> _WRITTEN EXERCISE_
Identify and pull out each line of the entries in which "Puteți" occurs.

· · · · · · ·

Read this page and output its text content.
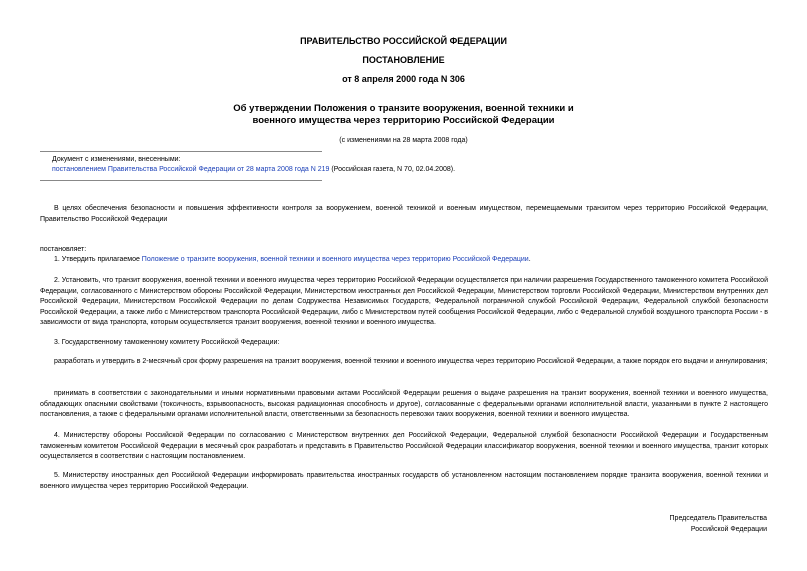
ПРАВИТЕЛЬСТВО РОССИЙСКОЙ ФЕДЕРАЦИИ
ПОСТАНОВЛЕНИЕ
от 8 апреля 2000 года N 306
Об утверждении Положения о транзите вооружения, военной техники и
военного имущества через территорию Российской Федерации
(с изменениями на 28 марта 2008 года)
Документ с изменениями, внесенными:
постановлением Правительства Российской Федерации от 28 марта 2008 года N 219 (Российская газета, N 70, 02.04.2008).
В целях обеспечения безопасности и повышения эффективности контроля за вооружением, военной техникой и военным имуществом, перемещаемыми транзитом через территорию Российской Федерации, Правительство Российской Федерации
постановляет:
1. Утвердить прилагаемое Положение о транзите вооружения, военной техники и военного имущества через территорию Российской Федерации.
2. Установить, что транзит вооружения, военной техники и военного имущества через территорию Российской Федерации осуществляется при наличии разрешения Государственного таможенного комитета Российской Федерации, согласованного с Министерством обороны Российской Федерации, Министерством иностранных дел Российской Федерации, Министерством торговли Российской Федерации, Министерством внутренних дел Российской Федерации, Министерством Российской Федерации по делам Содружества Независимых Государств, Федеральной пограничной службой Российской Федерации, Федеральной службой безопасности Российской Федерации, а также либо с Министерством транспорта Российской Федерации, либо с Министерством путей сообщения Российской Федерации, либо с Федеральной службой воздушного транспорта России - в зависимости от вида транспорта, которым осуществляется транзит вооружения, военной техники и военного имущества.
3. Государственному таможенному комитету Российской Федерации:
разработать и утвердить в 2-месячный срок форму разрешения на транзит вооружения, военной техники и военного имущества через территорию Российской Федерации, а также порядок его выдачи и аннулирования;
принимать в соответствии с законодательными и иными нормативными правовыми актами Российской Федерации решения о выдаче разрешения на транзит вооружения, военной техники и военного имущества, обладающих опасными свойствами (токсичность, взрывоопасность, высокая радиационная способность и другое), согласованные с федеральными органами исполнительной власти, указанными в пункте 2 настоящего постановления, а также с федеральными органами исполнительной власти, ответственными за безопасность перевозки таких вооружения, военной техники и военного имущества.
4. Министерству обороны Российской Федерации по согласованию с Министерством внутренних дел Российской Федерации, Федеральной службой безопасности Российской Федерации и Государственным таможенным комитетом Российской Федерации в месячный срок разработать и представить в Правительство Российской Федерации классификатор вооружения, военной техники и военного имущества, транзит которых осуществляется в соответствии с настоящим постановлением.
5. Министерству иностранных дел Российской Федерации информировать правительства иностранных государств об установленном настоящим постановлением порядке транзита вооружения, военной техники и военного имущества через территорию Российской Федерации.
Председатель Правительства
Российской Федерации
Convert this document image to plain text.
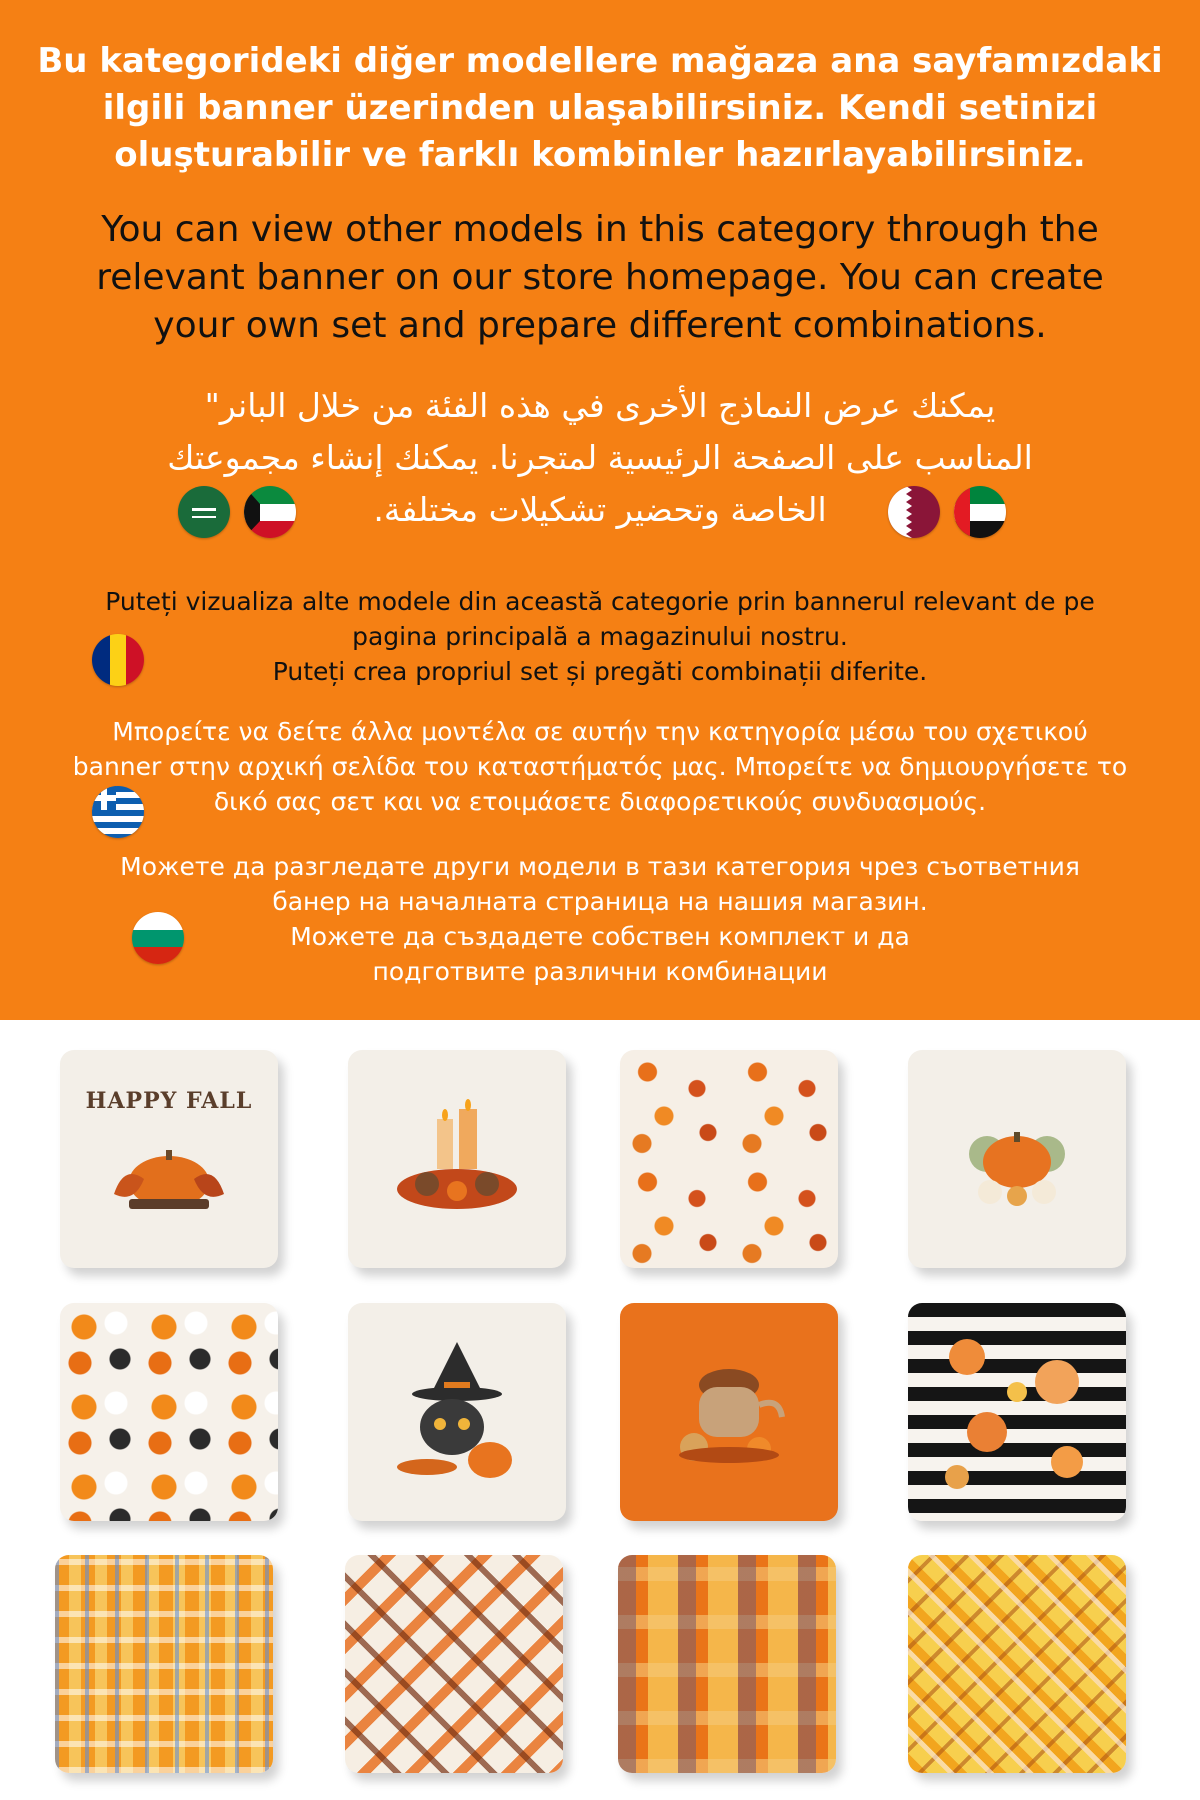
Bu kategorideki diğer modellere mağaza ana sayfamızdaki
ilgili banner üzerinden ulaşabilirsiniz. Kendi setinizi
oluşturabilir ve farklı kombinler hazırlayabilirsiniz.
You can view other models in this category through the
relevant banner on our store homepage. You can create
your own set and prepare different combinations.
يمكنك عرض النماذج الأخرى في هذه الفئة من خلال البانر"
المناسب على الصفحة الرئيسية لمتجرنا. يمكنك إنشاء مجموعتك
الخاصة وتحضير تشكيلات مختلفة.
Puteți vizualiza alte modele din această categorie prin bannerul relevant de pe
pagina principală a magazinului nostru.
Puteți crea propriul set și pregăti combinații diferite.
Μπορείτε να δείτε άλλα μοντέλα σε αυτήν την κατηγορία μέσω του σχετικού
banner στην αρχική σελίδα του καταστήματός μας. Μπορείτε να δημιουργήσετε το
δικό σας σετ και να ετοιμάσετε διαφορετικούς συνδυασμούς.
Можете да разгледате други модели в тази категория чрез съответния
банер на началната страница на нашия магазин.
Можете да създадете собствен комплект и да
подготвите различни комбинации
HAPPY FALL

· · · · · · ·

> _ANSWER TO THIS TASK_
Puteți vizualiza alte modele din această categorie prin bannerul relevant de pe
Puteți crea propriul set și pregăti combinații diferite.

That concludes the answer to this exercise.